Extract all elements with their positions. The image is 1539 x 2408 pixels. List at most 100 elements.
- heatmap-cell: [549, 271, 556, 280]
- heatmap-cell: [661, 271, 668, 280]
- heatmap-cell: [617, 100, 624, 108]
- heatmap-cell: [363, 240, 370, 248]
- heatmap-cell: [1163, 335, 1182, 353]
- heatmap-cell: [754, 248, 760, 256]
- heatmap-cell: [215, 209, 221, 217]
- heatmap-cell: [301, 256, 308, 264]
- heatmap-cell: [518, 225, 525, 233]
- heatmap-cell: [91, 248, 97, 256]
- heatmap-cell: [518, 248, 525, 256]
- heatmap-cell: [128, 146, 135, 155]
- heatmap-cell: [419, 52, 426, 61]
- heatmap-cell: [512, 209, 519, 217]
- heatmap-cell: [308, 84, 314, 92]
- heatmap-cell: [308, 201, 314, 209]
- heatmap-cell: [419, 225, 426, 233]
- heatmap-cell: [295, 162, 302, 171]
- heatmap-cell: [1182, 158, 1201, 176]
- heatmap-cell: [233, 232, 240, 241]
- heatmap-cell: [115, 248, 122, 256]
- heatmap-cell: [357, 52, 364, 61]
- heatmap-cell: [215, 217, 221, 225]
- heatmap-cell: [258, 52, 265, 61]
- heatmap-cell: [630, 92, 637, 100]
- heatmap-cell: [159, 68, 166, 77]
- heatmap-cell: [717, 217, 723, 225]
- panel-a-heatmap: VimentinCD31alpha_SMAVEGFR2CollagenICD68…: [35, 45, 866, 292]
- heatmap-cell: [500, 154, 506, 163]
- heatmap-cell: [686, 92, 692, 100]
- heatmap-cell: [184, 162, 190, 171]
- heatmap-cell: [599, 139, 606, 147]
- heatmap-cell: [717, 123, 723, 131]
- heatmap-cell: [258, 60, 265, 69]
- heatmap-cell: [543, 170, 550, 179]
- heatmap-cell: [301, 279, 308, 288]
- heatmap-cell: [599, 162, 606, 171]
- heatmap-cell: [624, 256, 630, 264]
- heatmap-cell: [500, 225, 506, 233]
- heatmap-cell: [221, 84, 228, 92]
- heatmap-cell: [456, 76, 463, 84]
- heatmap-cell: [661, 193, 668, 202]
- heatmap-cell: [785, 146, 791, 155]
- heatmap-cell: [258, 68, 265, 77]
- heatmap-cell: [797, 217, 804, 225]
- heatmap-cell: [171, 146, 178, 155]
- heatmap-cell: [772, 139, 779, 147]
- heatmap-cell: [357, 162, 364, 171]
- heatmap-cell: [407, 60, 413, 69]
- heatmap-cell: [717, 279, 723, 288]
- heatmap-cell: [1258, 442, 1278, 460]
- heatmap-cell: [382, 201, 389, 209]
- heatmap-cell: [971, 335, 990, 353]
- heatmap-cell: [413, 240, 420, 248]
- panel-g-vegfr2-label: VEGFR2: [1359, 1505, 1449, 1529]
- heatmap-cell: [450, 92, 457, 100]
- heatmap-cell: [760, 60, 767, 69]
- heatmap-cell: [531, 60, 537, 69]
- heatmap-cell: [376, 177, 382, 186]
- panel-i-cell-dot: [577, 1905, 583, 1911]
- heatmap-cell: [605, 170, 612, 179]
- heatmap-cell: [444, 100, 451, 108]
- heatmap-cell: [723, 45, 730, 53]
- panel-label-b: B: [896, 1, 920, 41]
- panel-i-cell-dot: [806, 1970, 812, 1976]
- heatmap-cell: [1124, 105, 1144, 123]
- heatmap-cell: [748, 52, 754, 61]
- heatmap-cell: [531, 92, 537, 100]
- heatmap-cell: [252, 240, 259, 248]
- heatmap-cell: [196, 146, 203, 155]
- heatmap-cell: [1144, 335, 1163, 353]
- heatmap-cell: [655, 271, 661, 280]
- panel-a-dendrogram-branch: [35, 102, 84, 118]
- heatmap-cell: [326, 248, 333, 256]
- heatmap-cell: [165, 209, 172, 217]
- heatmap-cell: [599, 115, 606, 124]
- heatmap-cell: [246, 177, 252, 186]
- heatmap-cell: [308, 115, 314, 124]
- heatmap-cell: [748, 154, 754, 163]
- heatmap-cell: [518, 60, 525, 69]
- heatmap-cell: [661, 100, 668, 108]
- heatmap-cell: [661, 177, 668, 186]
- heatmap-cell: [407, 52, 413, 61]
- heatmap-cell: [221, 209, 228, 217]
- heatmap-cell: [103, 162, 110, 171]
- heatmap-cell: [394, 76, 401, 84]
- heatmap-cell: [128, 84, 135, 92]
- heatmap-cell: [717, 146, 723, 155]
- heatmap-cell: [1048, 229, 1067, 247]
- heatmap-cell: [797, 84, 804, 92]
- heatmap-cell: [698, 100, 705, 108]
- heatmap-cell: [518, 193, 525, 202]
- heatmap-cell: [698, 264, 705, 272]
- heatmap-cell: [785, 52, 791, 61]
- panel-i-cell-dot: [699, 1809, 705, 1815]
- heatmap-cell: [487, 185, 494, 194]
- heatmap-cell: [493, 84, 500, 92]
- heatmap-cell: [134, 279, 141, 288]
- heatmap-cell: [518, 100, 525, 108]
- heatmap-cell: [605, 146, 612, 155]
----
GOAL: Reproduce the full listing above line for line, without altering anything.

OUTPUT OF THE EXERCISE:
Extract all elements with their positions. The image is 1539 x 2408 pixels. List at most 100 elements.
- heatmap-cell: [549, 271, 556, 280]
- heatmap-cell: [661, 271, 668, 280]
- heatmap-cell: [617, 100, 624, 108]
- heatmap-cell: [363, 240, 370, 248]
- heatmap-cell: [1163, 335, 1182, 353]
- heatmap-cell: [754, 248, 760, 256]
- heatmap-cell: [215, 209, 221, 217]
- heatmap-cell: [301, 256, 308, 264]
- heatmap-cell: [518, 225, 525, 233]
- heatmap-cell: [91, 248, 97, 256]
- heatmap-cell: [518, 248, 525, 256]
- heatmap-cell: [128, 146, 135, 155]
- heatmap-cell: [419, 52, 426, 61]
- heatmap-cell: [512, 209, 519, 217]
- heatmap-cell: [308, 84, 314, 92]
- heatmap-cell: [308, 201, 314, 209]
- heatmap-cell: [419, 225, 426, 233]
- heatmap-cell: [295, 162, 302, 171]
- heatmap-cell: [1182, 158, 1201, 176]
- heatmap-cell: [233, 232, 240, 241]
- heatmap-cell: [115, 248, 122, 256]
- heatmap-cell: [357, 52, 364, 61]
- heatmap-cell: [215, 217, 221, 225]
- heatmap-cell: [258, 52, 265, 61]
- heatmap-cell: [630, 92, 637, 100]
- heatmap-cell: [159, 68, 166, 77]
- heatmap-cell: [717, 217, 723, 225]
- panel-a-heatmap: VimentinCD31alpha_SMAVEGFR2CollagenICD68…: [35, 45, 866, 292]
- heatmap-cell: [500, 154, 506, 163]
- heatmap-cell: [686, 92, 692, 100]
- heatmap-cell: [184, 162, 190, 171]
- heatmap-cell: [599, 139, 606, 147]
- heatmap-cell: [717, 123, 723, 131]
- heatmap-cell: [258, 60, 265, 69]
- heatmap-cell: [543, 170, 550, 179]
- heatmap-cell: [301, 279, 308, 288]
- heatmap-cell: [599, 162, 606, 171]
- heatmap-cell: [624, 256, 630, 264]
- heatmap-cell: [500, 225, 506, 233]
- heatmap-cell: [221, 84, 228, 92]
- heatmap-cell: [456, 76, 463, 84]
- heatmap-cell: [661, 193, 668, 202]
- heatmap-cell: [785, 146, 791, 155]
- heatmap-cell: [258, 68, 265, 77]
- heatmap-cell: [797, 217, 804, 225]
- heatmap-cell: [171, 146, 178, 155]
- heatmap-cell: [772, 139, 779, 147]
- heatmap-cell: [357, 162, 364, 171]
- heatmap-cell: [407, 60, 413, 69]
- heatmap-cell: [717, 279, 723, 288]
- heatmap-cell: [1258, 442, 1278, 460]
- heatmap-cell: [382, 201, 389, 209]
- heatmap-cell: [971, 335, 990, 353]
- heatmap-cell: [413, 240, 420, 248]
- panel-g-vegfr2-label: VEGFR2: [1359, 1505, 1449, 1529]
- heatmap-cell: [450, 92, 457, 100]
- heatmap-cell: [760, 60, 767, 69]
- heatmap-cell: [531, 60, 537, 69]
- heatmap-cell: [376, 177, 382, 186]
- panel-i-cell-dot: [577, 1905, 583, 1911]
- heatmap-cell: [605, 170, 612, 179]
- heatmap-cell: [444, 100, 451, 108]
- heatmap-cell: [723, 45, 730, 53]
- panel-label-b: B: [896, 1, 920, 41]
- panel-i-cell-dot: [806, 1970, 812, 1976]
- heatmap-cell: [1124, 105, 1144, 123]
- heatmap-cell: [748, 52, 754, 61]
- heatmap-cell: [531, 92, 537, 100]
- heatmap-cell: [252, 240, 259, 248]
- heatmap-cell: [196, 146, 203, 155]
- heatmap-cell: [1144, 335, 1163, 353]
- heatmap-cell: [655, 271, 661, 280]
- panel-a-dendrogram-branch: [35, 102, 84, 118]
- heatmap-cell: [326, 248, 333, 256]
- heatmap-cell: [165, 209, 172, 217]
- heatmap-cell: [599, 115, 606, 124]
- heatmap-cell: [246, 177, 252, 186]
- heatmap-cell: [308, 115, 314, 124]
- heatmap-cell: [748, 154, 754, 163]
- heatmap-cell: [518, 60, 525, 69]
- heatmap-cell: [661, 100, 668, 108]
- heatmap-cell: [661, 177, 668, 186]
- heatmap-cell: [407, 52, 413, 61]
- heatmap-cell: [221, 209, 228, 217]
- heatmap-cell: [103, 162, 110, 171]
- heatmap-cell: [394, 76, 401, 84]
- heatmap-cell: [128, 84, 135, 92]
- heatmap-cell: [717, 146, 723, 155]
- heatmap-cell: [1048, 229, 1067, 247]
- heatmap-cell: [797, 84, 804, 92]
- heatmap-cell: [698, 100, 705, 108]
- heatmap-cell: [518, 193, 525, 202]
- heatmap-cell: [698, 264, 705, 272]
- heatmap-cell: [785, 52, 791, 61]
- panel-i-cell-dot: [699, 1809, 705, 1815]
- heatmap-cell: [487, 185, 494, 194]
- heatmap-cell: [493, 84, 500, 92]
- heatmap-cell: [134, 279, 141, 288]
- heatmap-cell: [518, 100, 525, 108]
- heatmap-cell: [605, 146, 612, 155]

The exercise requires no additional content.